-- Data excerpts start --

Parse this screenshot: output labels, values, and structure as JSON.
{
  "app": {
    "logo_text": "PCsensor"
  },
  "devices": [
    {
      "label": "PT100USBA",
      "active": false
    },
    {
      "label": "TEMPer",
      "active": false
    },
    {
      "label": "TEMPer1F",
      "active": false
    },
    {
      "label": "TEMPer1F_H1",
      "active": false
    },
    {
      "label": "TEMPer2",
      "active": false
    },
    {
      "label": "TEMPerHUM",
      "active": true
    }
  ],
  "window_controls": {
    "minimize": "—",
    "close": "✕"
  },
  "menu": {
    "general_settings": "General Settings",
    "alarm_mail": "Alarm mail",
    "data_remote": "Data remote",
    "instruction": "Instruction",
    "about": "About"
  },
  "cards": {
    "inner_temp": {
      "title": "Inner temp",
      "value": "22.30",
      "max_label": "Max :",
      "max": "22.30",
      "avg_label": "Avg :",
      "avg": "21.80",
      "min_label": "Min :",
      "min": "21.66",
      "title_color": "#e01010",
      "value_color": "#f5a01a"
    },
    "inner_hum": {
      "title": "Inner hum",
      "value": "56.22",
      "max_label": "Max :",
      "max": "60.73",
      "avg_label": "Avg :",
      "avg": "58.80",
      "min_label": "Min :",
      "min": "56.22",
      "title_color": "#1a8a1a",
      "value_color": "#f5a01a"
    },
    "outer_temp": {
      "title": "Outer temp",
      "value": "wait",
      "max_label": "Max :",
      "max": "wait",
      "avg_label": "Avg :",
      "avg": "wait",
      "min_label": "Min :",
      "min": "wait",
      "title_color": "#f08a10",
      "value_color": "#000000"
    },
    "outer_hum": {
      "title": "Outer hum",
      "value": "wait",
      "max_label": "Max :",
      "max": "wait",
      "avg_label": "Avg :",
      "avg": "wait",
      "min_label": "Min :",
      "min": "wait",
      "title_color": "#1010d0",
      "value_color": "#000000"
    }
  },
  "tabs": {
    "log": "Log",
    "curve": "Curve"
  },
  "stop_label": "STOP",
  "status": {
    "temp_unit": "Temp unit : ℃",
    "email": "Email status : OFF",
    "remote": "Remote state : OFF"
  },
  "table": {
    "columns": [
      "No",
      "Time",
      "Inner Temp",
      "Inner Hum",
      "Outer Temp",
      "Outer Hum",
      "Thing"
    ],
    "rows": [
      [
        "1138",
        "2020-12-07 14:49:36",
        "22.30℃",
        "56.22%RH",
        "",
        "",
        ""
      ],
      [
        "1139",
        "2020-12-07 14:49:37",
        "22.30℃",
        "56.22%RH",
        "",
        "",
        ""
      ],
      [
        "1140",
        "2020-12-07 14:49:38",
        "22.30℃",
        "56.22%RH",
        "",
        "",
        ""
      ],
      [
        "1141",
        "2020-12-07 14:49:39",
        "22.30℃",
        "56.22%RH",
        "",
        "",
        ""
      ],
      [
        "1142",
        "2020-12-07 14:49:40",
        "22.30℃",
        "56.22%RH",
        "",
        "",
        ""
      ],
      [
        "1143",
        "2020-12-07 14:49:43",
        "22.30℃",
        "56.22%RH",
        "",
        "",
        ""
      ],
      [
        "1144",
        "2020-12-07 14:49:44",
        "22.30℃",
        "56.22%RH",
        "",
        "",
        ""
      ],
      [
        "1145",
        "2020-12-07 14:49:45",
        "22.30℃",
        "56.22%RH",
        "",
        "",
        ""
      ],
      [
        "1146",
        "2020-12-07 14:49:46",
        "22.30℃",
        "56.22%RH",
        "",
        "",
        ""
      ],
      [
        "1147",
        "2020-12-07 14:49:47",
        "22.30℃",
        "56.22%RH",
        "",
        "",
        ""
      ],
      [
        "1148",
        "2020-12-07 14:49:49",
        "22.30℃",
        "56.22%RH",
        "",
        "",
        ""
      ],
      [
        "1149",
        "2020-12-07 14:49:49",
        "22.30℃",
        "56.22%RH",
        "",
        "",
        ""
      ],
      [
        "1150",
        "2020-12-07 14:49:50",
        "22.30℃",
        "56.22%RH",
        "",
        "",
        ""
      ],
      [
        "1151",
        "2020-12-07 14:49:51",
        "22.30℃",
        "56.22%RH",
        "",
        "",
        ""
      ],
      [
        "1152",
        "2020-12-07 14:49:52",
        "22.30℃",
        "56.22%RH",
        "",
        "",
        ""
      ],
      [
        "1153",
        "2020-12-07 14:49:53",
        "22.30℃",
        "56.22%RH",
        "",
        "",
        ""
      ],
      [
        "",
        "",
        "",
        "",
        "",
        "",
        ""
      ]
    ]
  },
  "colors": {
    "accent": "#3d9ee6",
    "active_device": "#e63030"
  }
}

-- Data excerpts end --

Your goal = Give the entries once more, exactly as they appear.

Task result =
Parse this screenshot: output labels, values, and structure as JSON.
{
  "app": {
    "logo_text": "PCsensor"
  },
  "devices": [
    {
      "label": "PT100USBA",
      "active": false
    },
    {
      "label": "TEMPer",
      "active": false
    },
    {
      "label": "TEMPer1F",
      "active": false
    },
    {
      "label": "TEMPer1F_H1",
      "active": false
    },
    {
      "label": "TEMPer2",
      "active": false
    },
    {
      "label": "TEMPerHUM",
      "active": true
    }
  ],
  "window_controls": {
    "minimize": "—",
    "close": "✕"
  },
  "menu": {
    "general_settings": "General Settings",
    "alarm_mail": "Alarm mail",
    "data_remote": "Data remote",
    "instruction": "Instruction",
    "about": "About"
  },
  "cards": {
    "inner_temp": {
      "title": "Inner temp",
      "value": "22.30",
      "max_label": "Max :",
      "max": "22.30",
      "avg_label": "Avg :",
      "avg": "21.80",
      "min_label": "Min :",
      "min": "21.66",
      "title_color": "#e01010",
      "value_color": "#f5a01a"
    },
    "inner_hum": {
      "title": "Inner hum",
      "value": "56.22",
      "max_label": "Max :",
      "max": "60.73",
      "avg_label": "Avg :",
      "avg": "58.80",
      "min_label": "Min :",
      "min": "56.22",
      "title_color": "#1a8a1a",
      "value_color": "#f5a01a"
    },
    "outer_temp": {
      "title": "Outer temp",
      "value": "wait",
      "max_label": "Max :",
      "max": "wait",
      "avg_label": "Avg :",
      "avg": "wait",
      "min_label": "Min :",
      "min": "wait",
      "title_color": "#f08a10",
      "value_color": "#000000"
    },
    "outer_hum": {
      "title": "Outer hum",
      "value": "wait",
      "max_label": "Max :",
      "max": "wait",
      "avg_label": "Avg :",
      "avg": "wait",
      "min_label": "Min :",
      "min": "wait",
      "title_color": "#1010d0",
      "value_color": "#000000"
    }
  },
  "tabs": {
    "log": "Log",
    "curve": "Curve"
  },
  "stop_label": "STOP",
  "status": {
    "temp_unit": "Temp unit : ℃",
    "email": "Email status : OFF",
    "remote": "Remote state : OFF"
  },
  "table": {
    "columns": [
      "No",
      "Time",
      "Inner Temp",
      "Inner Hum",
      "Outer Temp",
      "Outer Hum",
      "Thing"
    ],
    "rows": [
      [
        "1138",
        "2020-12-07 14:49:36",
        "22.30℃",
        "56.22%RH",
        "",
        "",
        ""
      ],
      [
        "1139",
        "2020-12-07 14:49:37",
        "22.30℃",
        "56.22%RH",
        "",
        "",
        ""
      ],
      [
        "1140",
        "2020-12-07 14:49:38",
        "22.30℃",
        "56.22%RH",
        "",
        "",
        ""
      ],
      [
        "1141",
        "2020-12-07 14:49:39",
        "22.30℃",
        "56.22%RH",
        "",
        "",
        ""
      ],
      [
        "1142",
        "2020-12-07 14:49:40",
        "22.30℃",
        "56.22%RH",
        "",
        "",
        ""
      ],
      [
        "1143",
        "2020-12-07 14:49:43",
        "22.30℃",
        "56.22%RH",
        "",
        "",
        ""
      ],
      [
        "1144",
        "2020-12-07 14:49:44",
        "22.30℃",
        "56.22%RH",
        "",
        "",
        ""
      ],
      [
        "1145",
        "2020-12-07 14:49:45",
        "22.30℃",
        "56.22%RH",
        "",
        "",
        ""
      ],
      [
        "1146",
        "2020-12-07 14:49:46",
        "22.30℃",
        "56.22%RH",
        "",
        "",
        ""
      ],
      [
        "1147",
        "2020-12-07 14:49:47",
        "22.30℃",
        "56.22%RH",
        "",
        "",
        ""
      ],
      [
        "1148",
        "2020-12-07 14:49:49",
        "22.30℃",
        "56.22%RH",
        "",
        "",
        ""
      ],
      [
        "1149",
        "2020-12-07 14:49:49",
        "22.30℃",
        "56.22%RH",
        "",
        "",
        ""
      ],
      [
        "1150",
        "2020-12-07 14:49:50",
        "22.30℃",
        "56.22%RH",
        "",
        "",
        ""
      ],
      [
        "1151",
        "2020-12-07 14:49:51",
        "22.30℃",
        "56.22%RH",
        "",
        "",
        ""
      ],
      [
        "1152",
        "2020-12-07 14:49:52",
        "22.30℃",
        "56.22%RH",
        "",
        "",
        ""
      ],
      [
        "1153",
        "2020-12-07 14:49:53",
        "22.30℃",
        "56.22%RH",
        "",
        "",
        ""
      ],
      [
        "",
        "",
        "",
        "",
        "",
        "",
        ""
      ]
    ]
  },
  "colors": {
    "accent": "#3d9ee6",
    "active_device": "#e63030"
  }
}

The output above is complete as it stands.